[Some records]
* * * * * * * * *

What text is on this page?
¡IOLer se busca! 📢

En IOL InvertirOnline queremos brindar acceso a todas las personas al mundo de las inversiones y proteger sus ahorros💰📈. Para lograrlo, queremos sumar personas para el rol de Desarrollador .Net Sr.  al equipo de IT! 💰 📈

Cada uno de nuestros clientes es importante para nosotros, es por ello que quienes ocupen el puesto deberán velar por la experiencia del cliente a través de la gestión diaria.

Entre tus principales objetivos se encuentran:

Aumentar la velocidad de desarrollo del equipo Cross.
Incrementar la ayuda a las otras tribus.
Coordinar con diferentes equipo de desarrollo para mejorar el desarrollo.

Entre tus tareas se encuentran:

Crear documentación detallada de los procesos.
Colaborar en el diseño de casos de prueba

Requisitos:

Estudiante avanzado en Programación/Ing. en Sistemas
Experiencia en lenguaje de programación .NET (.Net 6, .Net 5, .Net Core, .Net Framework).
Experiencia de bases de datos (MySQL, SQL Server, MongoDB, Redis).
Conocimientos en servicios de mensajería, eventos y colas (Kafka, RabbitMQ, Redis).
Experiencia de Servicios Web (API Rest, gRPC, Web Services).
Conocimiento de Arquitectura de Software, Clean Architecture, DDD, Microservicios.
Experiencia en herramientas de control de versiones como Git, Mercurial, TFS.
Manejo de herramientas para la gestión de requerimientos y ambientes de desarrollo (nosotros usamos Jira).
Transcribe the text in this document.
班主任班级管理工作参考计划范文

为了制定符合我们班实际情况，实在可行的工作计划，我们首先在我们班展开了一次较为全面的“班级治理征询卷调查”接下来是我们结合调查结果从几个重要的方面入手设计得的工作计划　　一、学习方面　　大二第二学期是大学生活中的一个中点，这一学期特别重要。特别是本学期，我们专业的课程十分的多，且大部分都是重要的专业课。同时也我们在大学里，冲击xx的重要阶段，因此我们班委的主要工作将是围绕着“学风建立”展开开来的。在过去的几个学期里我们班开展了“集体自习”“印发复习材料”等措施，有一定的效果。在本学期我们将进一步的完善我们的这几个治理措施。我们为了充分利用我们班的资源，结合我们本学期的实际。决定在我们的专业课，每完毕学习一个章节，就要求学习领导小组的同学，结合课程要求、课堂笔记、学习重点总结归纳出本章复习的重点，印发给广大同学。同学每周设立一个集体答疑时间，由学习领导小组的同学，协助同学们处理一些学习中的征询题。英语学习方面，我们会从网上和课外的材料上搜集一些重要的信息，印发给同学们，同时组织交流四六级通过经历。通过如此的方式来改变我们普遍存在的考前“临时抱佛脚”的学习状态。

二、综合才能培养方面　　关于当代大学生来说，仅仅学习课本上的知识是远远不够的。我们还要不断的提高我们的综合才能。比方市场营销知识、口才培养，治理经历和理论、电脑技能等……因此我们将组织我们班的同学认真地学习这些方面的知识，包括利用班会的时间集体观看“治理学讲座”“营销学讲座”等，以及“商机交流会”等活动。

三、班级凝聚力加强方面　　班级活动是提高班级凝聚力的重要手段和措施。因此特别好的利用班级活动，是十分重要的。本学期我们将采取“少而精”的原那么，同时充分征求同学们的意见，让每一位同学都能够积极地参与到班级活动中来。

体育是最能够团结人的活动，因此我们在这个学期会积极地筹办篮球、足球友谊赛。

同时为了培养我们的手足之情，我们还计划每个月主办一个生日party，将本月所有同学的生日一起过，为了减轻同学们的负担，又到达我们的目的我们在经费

* * * * * * * * *

> [GIVEN PROBLEM]
Write every record out again, unaltered.

> [TASK OUTPUT]
What text is on this page?
¡IOLer se busca! 📢

En IOL InvertirOnline queremos brindar acceso a todas las personas al mundo de las inversiones y proteger sus ahorros💰📈. Para lograrlo, queremos sumar personas para el rol de Desarrollador .Net Sr.  al equipo de IT! 💰 📈

Cada uno de nuestros clientes es importante para nosotros, es por ello que quienes ocupen el puesto deberán velar por la experiencia del cliente a través de la gestión diaria.

Entre tus principales objetivos se encuentran:

Aumentar la velocidad de desarrollo del equipo Cross.
Incrementar la ayuda a las otras tribus.
Coordinar con diferentes equipo de desarrollo para mejorar el desarrollo.

Entre tus tareas se encuentran:

Crear documentación detallada de los procesos.
Colaborar en el diseño de casos de prueba

Requisitos:

Estudiante avanzado en Programación/Ing. en Sistemas
Experiencia en lenguaje de programación .NET (.Net 6, .Net 5, .Net Core, .Net Framework).
Experiencia de bases de datos (MySQL, SQL Server, MongoDB, Redis).
Conocimientos en servicios de mensajería, eventos y colas (Kafka, RabbitMQ, Redis).
Experiencia de Servicios Web (API Rest, gRPC, Web Services).
Conocimiento de Arquitectura de Software, Clean Architecture, DDD, Microservicios.
Experiencia en herramientas de control de versiones como Git, Mercurial, TFS.
Manejo de herramientas para la gestión de requerimientos y ambientes de desarrollo (nosotros usamos Jira).
Transcribe the text in this document.
班主任班级管理工作参考计划范文

为了制定符合我们班实际情况，实在可行的工作计划，我们首先在我们班展开了一次较为全面的“班级治理征询卷调查”接下来是我们结合调查结果从几个重要的方面入手设计得的工作计划　　一、学习方面　　大二第二学期是大学生活中的一个中点，这一学期特别重要。特别是本学期，我们专业的课程十分的多，且大部分都是重要的专业课。同时也我们在大学里，冲击xx的重要阶段，因此我们班委的主要工作将是围绕着“学风建立”展开开来的。在过去的几个学期里我们班开展了“集体自习”“印发复习材料”等措施，有一定的效果。在本学期我们将进一步的完善我们的这几个治理措施。我们为了充分利用我们班的资源，结合我们本学期的实际。决定在我们的专业课，每完毕学习一个章节，就要求学习领导小组的同学，结合课程要求、课堂笔记、学习重点总结归纳出本章复习的重点，印发给广大同学。同学每周设立一个集体答疑时间，由学习领导小组的同学，协助同学们处理一些学习中的征询题。英语学习方面，我们会从网上和课外的材料上搜集一些重要的信息，印发给同学们，同时组织交流四六级通过经历。通过如此的方式来改变我们普遍存在的考前“临时抱佛脚”的学习状态。

二、综合才能培养方面　　关于当代大学生来说，仅仅学习课本上的知识是远远不够的。我们还要不断的提高我们的综合才能。比方市场营销知识、口才培养，治理经历和理论、电脑技能等……因此我们将组织我们班的同学认真地学习这些方面的知识，包括利用班会的时间集体观看“治理学讲座”“营销学讲座”等，以及“商机交流会”等活动。

三、班级凝聚力加强方面　　班级活动是提高班级凝聚力的重要手段和措施。因此特别好的利用班级活动，是十分重要的。本学期我们将采取“少而精”的原那么，同时充分征求同学们的意见，让每一位同学都能够积极地参与到班级活动中来。

体育是最能够团结人的活动，因此我们在这个学期会积极地筹办篮球、足球友谊赛。

同时为了培养我们的手足之情，我们还计划每个月主办一个生日party，将本月所有同学的生日一起过，为了减轻同学们的负担，又到达我们的目的我们在经费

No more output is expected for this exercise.